[What is asked]
Select, from the data, each line where "handle" occurs.

[Dataset content]
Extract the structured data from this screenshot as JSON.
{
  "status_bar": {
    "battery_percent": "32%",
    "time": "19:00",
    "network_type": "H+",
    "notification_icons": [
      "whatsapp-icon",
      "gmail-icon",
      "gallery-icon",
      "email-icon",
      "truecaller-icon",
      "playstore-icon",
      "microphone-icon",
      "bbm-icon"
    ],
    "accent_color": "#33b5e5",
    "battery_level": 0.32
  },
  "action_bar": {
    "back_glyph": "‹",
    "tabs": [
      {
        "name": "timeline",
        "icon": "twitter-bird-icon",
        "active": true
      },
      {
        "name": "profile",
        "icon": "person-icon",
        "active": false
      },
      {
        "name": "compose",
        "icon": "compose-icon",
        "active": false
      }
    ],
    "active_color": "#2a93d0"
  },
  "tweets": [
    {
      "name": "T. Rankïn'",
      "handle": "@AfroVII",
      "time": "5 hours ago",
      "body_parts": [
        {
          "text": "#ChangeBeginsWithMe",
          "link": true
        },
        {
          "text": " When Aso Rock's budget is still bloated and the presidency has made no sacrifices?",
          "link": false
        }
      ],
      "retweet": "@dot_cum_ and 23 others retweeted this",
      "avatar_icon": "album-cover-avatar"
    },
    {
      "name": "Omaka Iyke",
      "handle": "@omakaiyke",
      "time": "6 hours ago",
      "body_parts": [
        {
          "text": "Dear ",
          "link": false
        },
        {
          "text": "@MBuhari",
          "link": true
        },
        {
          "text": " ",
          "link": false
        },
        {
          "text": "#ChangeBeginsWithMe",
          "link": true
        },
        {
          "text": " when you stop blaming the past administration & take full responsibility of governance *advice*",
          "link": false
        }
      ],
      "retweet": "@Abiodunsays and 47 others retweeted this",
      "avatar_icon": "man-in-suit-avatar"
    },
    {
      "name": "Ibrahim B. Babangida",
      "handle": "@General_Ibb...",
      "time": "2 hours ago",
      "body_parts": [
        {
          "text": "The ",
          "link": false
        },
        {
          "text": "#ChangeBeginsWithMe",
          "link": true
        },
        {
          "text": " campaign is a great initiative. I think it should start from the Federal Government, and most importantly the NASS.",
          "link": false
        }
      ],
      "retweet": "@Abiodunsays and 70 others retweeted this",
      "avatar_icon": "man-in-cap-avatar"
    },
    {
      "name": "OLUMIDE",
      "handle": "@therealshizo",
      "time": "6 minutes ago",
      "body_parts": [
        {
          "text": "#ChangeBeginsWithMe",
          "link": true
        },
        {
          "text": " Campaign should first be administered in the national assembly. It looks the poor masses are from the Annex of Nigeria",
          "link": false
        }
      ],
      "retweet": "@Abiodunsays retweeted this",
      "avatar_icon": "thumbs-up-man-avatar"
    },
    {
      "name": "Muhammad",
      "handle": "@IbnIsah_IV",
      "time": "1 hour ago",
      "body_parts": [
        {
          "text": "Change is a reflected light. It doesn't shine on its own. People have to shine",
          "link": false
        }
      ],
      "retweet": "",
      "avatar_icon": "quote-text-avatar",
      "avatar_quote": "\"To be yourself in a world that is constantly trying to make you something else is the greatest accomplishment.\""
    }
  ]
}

[Reply to the task]
      "handle": "@AfroVII",
      "handle": "@omakaiyke",
      "handle": "@General_Ibb...",
      "handle": "@therealshizo",
      "handle": "@IbnIsah_IV",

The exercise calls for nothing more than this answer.